(Dataset items)
———
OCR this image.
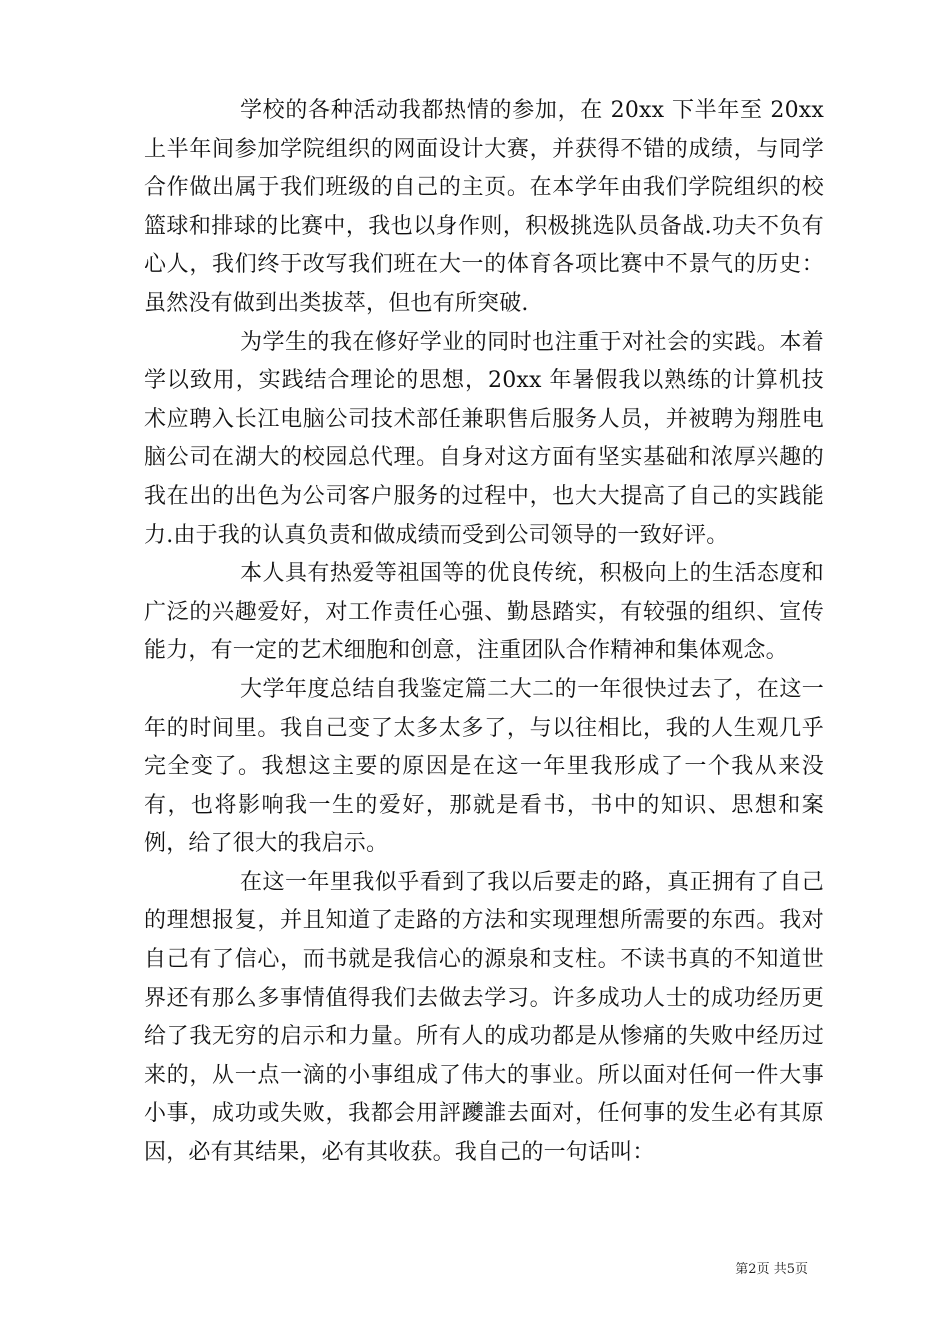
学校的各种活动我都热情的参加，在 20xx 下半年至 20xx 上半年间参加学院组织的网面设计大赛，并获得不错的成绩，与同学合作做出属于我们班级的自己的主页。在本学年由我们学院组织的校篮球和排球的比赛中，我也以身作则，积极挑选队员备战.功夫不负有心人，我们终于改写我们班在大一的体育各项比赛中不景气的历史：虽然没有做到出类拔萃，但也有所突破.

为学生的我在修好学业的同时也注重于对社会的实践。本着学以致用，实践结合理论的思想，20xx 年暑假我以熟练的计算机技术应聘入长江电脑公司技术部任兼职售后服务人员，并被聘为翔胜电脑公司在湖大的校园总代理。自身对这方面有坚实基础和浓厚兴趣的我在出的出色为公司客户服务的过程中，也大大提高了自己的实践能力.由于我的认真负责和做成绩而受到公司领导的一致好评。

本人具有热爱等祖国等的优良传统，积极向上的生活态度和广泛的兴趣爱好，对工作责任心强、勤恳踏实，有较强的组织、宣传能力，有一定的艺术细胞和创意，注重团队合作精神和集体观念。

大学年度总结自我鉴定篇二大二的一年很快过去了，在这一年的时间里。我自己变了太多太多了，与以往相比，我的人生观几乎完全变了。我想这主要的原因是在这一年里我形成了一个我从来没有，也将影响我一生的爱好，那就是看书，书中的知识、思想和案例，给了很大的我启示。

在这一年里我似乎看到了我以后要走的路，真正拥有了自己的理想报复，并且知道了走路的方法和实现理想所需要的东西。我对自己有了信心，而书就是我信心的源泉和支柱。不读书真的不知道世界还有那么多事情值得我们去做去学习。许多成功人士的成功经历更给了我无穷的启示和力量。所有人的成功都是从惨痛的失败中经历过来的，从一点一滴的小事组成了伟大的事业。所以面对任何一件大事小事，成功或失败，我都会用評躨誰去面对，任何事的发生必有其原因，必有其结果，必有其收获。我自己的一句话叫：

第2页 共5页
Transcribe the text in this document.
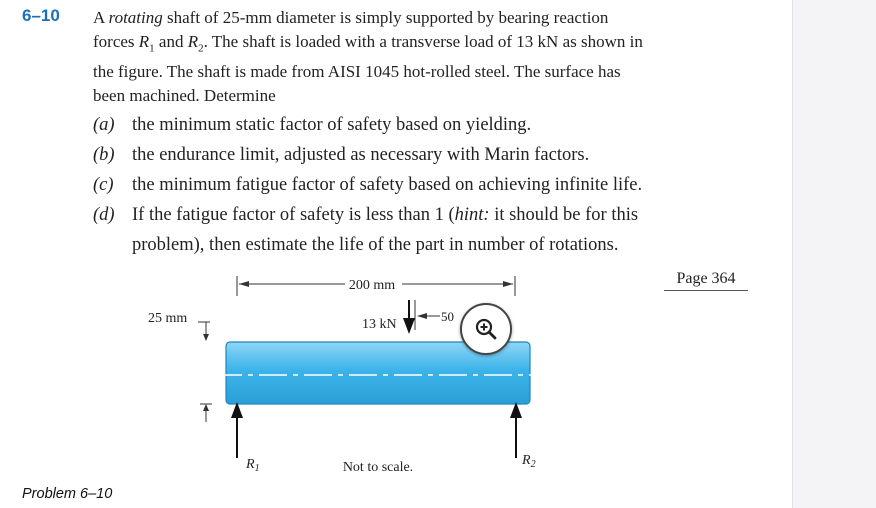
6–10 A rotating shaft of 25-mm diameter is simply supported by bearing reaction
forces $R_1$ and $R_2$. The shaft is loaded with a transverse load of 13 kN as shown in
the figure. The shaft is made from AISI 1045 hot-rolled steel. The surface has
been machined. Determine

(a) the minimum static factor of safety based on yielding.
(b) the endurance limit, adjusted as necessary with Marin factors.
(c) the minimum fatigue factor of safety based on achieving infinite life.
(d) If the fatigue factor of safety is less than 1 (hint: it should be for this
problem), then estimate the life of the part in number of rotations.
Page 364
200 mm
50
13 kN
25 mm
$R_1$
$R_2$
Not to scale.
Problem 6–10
———
▶ **DIRECTIVE**: Omit all pictures while transcribing the entries verbatim.

▶ **RESULT BELOW**:
OCR this image.
学校的各种活动我都热情的参加，在 20xx 下半年至 20xx 上半年间参加学院组织的网面设计大赛，并获得不错的成绩，与同学合作做出属于我们班级的自己的主页。在本学年由我们学院组织的校篮球和排球的比赛中，我也以身作则，积极挑选队员备战.功夫不负有心人，我们终于改写我们班在大一的体育各项比赛中不景气的历史：虽然没有做到出类拔萃，但也有所突破.

为学生的我在修好学业的同时也注重于对社会的实践。本着学以致用，实践结合理论的思想，20xx 年暑假我以熟练的计算机技术应聘入长江电脑公司技术部任兼职售后服务人员，并被聘为翔胜电脑公司在湖大的校园总代理。自身对这方面有坚实基础和浓厚兴趣的我在出的出色为公司客户服务的过程中，也大大提高了自己的实践能力.由于我的认真负责和做成绩而受到公司领导的一致好评。

本人具有热爱等祖国等的优良传统，积极向上的生活态度和广泛的兴趣爱好，对工作责任心强、勤恳踏实，有较强的组织、宣传能力，有一定的艺术细胞和创意，注重团队合作精神和集体观念。

大学年度总结自我鉴定篇二大二的一年很快过去了，在这一年的时间里。我自己变了太多太多了，与以往相比，我的人生观几乎完全变了。我想这主要的原因是在这一年里我形成了一个我从来没有，也将影响我一生的爱好，那就是看书，书中的知识、思想和案例，给了很大的我启示。

在这一年里我似乎看到了我以后要走的路，真正拥有了自己的理想报复，并且知道了走路的方法和实现理想所需要的东西。我对自己有了信心，而书就是我信心的源泉和支柱。不读书真的不知道世界还有那么多事情值得我们去做去学习。许多成功人士的成功经历更给了我无穷的启示和力量。所有人的成功都是从惨痛的失败中经历过来的，从一点一滴的小事组成了伟大的事业。所以面对任何一件大事小事，成功或失败，我都会用評躨誰去面对，任何事的发生必有其原因，必有其结果，必有其收获。我自己的一句话叫：

第2页 共5页
Transcribe the text in this document.
6–10 A rotating shaft of 25-mm diameter is simply supported by bearing reaction
forces $R_1$ and $R_2$. The shaft is loaded with a transverse load of 13 kN as shown in
the figure. The shaft is made from AISI 1045 hot-rolled steel. The surface has
been machined. Determine

(a) the minimum static factor of safety based on yielding.
(b) the endurance limit, adjusted as necessary with Marin factors.
(c) the minimum fatigue factor of safety based on achieving infinite life.
(d) If the fatigue factor of safety is less than 1 (hint: it should be for this
problem), then estimate the life of the part in number of rotations.
Page 364
200 mm
50
13 kN
25 mm
$R_1$
$R_2$
Not to scale.
Problem 6–10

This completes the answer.